### REQUIREMENTS
In the listing that follows, count the lines holding the word "Which" and report only that number.

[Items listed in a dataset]
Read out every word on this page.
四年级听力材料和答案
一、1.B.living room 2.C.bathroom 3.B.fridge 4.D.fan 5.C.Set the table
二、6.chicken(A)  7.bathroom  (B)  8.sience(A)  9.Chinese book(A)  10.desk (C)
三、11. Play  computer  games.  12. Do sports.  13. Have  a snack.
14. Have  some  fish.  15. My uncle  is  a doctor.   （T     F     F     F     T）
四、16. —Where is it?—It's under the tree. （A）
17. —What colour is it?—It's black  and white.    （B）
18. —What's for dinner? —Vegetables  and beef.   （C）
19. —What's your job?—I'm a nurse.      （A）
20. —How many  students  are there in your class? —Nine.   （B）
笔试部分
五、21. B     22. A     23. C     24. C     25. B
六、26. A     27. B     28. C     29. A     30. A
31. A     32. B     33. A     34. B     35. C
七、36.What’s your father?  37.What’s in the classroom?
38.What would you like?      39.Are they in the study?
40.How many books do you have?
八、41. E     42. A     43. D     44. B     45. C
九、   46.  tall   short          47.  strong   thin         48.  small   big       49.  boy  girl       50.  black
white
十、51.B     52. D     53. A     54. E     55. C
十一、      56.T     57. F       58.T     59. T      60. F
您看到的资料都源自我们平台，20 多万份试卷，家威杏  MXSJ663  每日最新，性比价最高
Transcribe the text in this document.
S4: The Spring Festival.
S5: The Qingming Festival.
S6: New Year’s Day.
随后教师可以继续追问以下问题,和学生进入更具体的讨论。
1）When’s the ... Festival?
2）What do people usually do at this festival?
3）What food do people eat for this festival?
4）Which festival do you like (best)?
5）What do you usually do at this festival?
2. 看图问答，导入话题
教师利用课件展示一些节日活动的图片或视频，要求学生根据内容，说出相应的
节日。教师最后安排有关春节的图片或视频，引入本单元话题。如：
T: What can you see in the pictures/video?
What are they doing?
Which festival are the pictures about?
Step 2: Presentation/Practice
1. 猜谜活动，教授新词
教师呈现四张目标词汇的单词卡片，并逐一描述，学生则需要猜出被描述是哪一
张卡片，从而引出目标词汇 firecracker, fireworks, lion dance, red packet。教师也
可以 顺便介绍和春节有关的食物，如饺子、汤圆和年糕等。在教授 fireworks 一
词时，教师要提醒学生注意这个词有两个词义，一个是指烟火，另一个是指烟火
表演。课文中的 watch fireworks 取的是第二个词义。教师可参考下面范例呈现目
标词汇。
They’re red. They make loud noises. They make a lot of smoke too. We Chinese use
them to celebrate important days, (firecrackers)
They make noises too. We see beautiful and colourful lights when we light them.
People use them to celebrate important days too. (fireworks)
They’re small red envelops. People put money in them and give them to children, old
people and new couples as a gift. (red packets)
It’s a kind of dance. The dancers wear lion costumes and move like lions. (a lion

### RESULT OF THIS EXERCISE
2